-- Start Records for processing --
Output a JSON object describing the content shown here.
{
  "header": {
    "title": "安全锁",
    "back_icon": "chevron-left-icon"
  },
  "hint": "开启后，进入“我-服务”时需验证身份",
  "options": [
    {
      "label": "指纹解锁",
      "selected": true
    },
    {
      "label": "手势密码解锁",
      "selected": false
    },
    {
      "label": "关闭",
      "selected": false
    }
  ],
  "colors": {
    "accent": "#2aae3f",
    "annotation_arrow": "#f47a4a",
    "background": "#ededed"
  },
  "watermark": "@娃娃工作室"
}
-- End Records for processing --
# Goal of the exercise
All of the records must be retyped exactly as they are.

# Exercise answer
Output a JSON object describing the content shown here.
{
  "header": {
    "title": "安全锁",
    "back_icon": "chevron-left-icon"
  },
  "hint": "开启后，进入“我-服务”时需验证身份",
  "options": [
    {
      "label": "指纹解锁",
      "selected": true
    },
    {
      "label": "手势密码解锁",
      "selected": false
    },
    {
      "label": "关闭",
      "selected": false
    }
  ],
  "colors": {
    "accent": "#2aae3f",
    "annotation_arrow": "#f47a4a",
    "background": "#ededed"
  },
  "watermark": "@娃娃工作室"
}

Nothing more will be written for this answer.